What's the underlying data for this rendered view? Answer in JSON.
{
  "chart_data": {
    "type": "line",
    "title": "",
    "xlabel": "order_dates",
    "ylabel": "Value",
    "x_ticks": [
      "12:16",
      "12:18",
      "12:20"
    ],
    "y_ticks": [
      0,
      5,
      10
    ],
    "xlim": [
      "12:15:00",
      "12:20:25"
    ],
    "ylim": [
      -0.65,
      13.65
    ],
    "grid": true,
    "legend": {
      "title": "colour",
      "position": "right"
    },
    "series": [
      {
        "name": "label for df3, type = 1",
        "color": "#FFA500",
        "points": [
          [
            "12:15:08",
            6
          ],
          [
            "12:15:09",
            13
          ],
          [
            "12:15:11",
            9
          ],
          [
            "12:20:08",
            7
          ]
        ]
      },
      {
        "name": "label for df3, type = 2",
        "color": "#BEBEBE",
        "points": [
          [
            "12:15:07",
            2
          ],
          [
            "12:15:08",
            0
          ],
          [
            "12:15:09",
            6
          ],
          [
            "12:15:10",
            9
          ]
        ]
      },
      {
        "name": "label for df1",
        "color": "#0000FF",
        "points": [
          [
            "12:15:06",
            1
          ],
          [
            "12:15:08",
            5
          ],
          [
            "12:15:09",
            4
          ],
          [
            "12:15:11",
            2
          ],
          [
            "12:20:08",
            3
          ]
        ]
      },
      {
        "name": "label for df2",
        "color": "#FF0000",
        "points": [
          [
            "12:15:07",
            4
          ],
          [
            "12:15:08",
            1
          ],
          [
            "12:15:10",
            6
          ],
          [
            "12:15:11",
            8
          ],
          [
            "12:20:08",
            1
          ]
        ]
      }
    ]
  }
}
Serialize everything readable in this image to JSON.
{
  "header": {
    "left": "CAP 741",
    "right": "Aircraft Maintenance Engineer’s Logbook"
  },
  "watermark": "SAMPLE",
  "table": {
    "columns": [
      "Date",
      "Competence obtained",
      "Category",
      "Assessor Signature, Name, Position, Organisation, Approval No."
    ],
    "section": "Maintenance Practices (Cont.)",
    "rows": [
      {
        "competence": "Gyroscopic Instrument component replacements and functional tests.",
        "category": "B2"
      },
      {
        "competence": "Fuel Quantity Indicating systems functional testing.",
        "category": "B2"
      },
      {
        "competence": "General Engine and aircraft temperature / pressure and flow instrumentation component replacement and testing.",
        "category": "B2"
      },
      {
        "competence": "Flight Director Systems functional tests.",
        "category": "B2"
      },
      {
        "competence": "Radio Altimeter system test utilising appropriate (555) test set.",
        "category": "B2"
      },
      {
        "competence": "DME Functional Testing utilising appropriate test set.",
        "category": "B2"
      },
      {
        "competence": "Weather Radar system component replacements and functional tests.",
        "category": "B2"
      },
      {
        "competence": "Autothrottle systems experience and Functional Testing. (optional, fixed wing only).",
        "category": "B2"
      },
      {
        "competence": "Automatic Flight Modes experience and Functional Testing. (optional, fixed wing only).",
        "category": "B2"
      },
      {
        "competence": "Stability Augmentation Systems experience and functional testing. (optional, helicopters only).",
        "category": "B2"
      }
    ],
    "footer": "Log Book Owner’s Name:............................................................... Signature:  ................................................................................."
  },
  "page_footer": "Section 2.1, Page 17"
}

-=-=-=-=-

> _Exercise_: Using the data above, return each line exactly as written.

> _Exercise solution_:
What's the underlying data for this rendered view? Answer in JSON.
{
  "chart_data": {
    "type": "line",
    "title": "",
    "xlabel": "order_dates",
    "ylabel": "Value",
    "x_ticks": [
      "12:16",
      "12:18",
      "12:20"
    ],
    "y_ticks": [
      0,
      5,
      10
    ],
    "xlim": [
      "12:15:00",
      "12:20:25"
    ],
    "ylim": [
      -0.65,
      13.65
    ],
    "grid": true,
    "legend": {
      "title": "colour",
      "position": "right"
    },
    "series": [
      {
        "name": "label for df3, type = 1",
        "color": "#FFA500",
        "points": [
          [
            "12:15:08",
            6
          ],
          [
            "12:15:09",
            13
          ],
          [
            "12:15:11",
            9
          ],
          [
            "12:20:08",
            7
          ]
        ]
      },
      {
        "name": "label for df3, type = 2",
        "color": "#BEBEBE",
        "points": [
          [
            "12:15:07",
            2
          ],
          [
            "12:15:08",
            0
          ],
          [
            "12:15:09",
            6
          ],
          [
            "12:15:10",
            9
          ]
        ]
      },
      {
        "name": "label for df1",
        "color": "#0000FF",
        "points": [
          [
            "12:15:06",
            1
          ],
          [
            "12:15:08",
            5
          ],
          [
            "12:15:09",
            4
          ],
          [
            "12:15:11",
            2
          ],
          [
            "12:20:08",
            3
          ]
        ]
      },
      {
        "name": "label for df2",
        "color": "#FF0000",
        "points": [
          [
            "12:15:07",
            4
          ],
          [
            "12:15:08",
            1
          ],
          [
            "12:15:10",
            6
          ],
          [
            "12:15:11",
            8
          ],
          [
            "12:20:08",
            1
          ]
        ]
      }
    ]
  }
}
Serialize everything readable in this image to JSON.
{
  "header": {
    "left": "CAP 741",
    "right": "Aircraft Maintenance Engineer’s Logbook"
  },
  "watermark": "SAMPLE",
  "table": {
    "columns": [
      "Date",
      "Competence obtained",
      "Category",
      "Assessor Signature, Name, Position, Organisation, Approval No."
    ],
    "section": "Maintenance Practices (Cont.)",
    "rows": [
      {
        "competence": "Gyroscopic Instrument component replacements and functional tests.",
        "category": "B2"
      },
      {
        "competence": "Fuel Quantity Indicating systems functional testing.",
        "category": "B2"
      },
      {
        "competence": "General Engine and aircraft temperature / pressure and flow instrumentation component replacement and testing.",
        "category": "B2"
      },
      {
        "competence": "Flight Director Systems functional tests.",
        "category": "B2"
      },
      {
        "competence": "Radio Altimeter system test utilising appropriate (555) test set.",
        "category": "B2"
      },
      {
        "competence": "DME Functional Testing utilising appropriate test set.",
        "category": "B2"
      },
      {
        "competence": "Weather Radar system component replacements and functional tests.",
        "category": "B2"
      },
      {
        "competence": "Autothrottle systems experience and Functional Testing. (optional, fixed wing only).",
        "category": "B2"
      },
      {
        "competence": "Automatic Flight Modes experience and Functional Testing. (optional, fixed wing only).",
        "category": "B2"
      },
      {
        "competence": "Stability Augmentation Systems experience and functional testing. (optional, helicopters only).",
        "category": "B2"
      }
    ],
    "footer": "Log Book Owner’s Name:............................................................... Signature:  ................................................................................."
  },
  "page_footer": "Section 2.1, Page 17"
}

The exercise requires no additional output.